**Set task**
Keep only the lines of the data below that contain "Prof", and copy them.

Saved entries

::::::::::

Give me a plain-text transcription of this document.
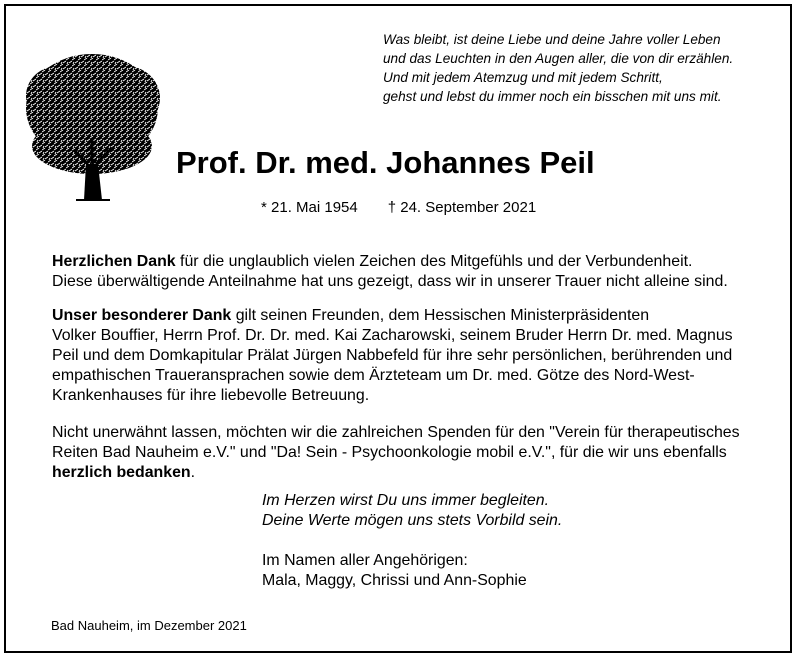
Was bleibt, ist deine Liebe und deine Jahre voller Leben
und das Leuchten in den Augen aller, die von dir erzählen.
Und mit jedem Atemzug und mit jedem Schritt,
gehst und lebst du immer noch ein bisschen mit uns mit.
Prof. Dr. med. Johannes Peil
* 21. Mai 1954 † 24. September 2021
Herzlichen Dank für die unglaublich vielen Zeichen des Mitgefühls und der Verbundenheit.
Diese überwältigende Anteilnahme hat uns gezeigt, dass wir in unserer Trauer nicht alleine sind.
Unser besonderer Dank gilt seinen Freunden, dem Hessischen Ministerpräsidenten
Volker Bouffier, Herrn Prof. Dr. Dr. med. Kai Zacharowski, seinem Bruder Herrn Dr. med. Magnus
Peil und dem Domkapitular Prälat Jürgen Nabbefeld für ihre sehr persönlichen, berührenden und
empathischen Traueransprachen sowie dem Ärzteteam um Dr. med. Götze des Nord-West-
Krankenhauses für ihre liebevolle Betreuung.
Nicht unerwähnt lassen, möchten wir die zahlreichen Spenden für den "Verein für therapeutisches
Reiten Bad Nauheim e.V." und "Da! Sein - Psychoonkologie mobil e.V.", für die wir uns ebenfalls
herzlich bedanken.
Im Herzen wirst Du uns immer begleiten.
Deine Werte mögen uns stets Vorbild sein.
Im Namen aller Angehörigen:
Mala, Maggy, Chrissi und Ann-Sophie
Bad Nauheim, im Dezember 2021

::::::::::

**Answer in full**
Prof. Dr. med. Johannes Peil
Volker Bouffier, Herrn Prof. Dr. Dr. med. Kai Zacharowski, seinem Bruder Herrn Dr. med. Magnus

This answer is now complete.